[[ Exercise input, beginning ]]

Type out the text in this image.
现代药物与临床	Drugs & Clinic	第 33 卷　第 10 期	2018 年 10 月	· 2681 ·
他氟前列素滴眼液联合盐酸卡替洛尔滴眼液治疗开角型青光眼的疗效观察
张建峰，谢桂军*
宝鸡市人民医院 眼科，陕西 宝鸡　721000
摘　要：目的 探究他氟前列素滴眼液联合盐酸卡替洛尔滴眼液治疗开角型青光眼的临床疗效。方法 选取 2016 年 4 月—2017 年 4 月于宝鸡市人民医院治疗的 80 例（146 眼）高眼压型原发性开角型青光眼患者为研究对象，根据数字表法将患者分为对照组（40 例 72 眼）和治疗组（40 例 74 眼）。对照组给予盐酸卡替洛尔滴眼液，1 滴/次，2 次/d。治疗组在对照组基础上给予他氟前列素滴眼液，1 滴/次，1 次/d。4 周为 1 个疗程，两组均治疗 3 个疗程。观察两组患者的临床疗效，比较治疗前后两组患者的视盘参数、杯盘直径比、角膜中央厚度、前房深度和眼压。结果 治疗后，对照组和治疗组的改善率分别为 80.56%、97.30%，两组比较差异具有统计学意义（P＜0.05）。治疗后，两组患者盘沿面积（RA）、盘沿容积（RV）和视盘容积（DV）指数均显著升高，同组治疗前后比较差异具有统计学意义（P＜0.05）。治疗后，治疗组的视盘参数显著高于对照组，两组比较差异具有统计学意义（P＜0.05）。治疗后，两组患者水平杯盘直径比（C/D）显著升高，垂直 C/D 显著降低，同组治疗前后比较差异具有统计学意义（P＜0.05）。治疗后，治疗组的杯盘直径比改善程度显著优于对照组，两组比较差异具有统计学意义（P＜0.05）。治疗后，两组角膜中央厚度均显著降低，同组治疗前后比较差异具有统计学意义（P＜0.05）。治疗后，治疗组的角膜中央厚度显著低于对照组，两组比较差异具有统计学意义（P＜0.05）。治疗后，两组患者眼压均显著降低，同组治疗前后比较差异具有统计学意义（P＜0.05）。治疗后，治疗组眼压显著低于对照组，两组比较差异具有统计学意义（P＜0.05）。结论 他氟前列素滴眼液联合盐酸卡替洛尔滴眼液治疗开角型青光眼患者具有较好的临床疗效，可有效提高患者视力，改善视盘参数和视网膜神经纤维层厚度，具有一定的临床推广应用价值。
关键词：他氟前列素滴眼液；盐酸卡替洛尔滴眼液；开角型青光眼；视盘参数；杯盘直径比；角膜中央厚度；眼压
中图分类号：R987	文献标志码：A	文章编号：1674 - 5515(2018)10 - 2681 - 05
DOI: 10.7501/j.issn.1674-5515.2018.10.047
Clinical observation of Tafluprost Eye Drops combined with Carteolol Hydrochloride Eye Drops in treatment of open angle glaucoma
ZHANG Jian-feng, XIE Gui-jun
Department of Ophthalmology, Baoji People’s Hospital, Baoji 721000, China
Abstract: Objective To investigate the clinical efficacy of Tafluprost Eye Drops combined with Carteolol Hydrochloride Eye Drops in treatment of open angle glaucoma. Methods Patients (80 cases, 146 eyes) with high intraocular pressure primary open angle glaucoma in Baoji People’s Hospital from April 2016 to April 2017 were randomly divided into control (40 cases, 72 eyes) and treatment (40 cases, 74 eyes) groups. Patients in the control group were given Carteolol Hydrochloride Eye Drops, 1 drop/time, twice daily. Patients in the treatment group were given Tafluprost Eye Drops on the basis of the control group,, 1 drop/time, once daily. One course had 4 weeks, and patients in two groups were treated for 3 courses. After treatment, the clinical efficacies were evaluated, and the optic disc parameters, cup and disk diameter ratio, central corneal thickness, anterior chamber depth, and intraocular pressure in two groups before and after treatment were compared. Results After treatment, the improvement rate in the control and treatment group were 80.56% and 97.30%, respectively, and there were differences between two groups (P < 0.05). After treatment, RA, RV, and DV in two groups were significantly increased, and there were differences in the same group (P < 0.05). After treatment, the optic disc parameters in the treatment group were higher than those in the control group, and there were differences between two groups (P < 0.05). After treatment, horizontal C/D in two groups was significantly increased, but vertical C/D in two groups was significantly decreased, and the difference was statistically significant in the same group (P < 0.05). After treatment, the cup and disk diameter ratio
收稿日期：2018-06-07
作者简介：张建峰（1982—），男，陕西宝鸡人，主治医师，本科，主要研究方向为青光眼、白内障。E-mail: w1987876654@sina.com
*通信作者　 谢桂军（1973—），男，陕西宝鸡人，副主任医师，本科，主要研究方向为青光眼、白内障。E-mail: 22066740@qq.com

[[ Exercise input, end ]]

Description of the task: For the word "mail", count the lines of the data that contain it and state only that count.

Problem solution: 2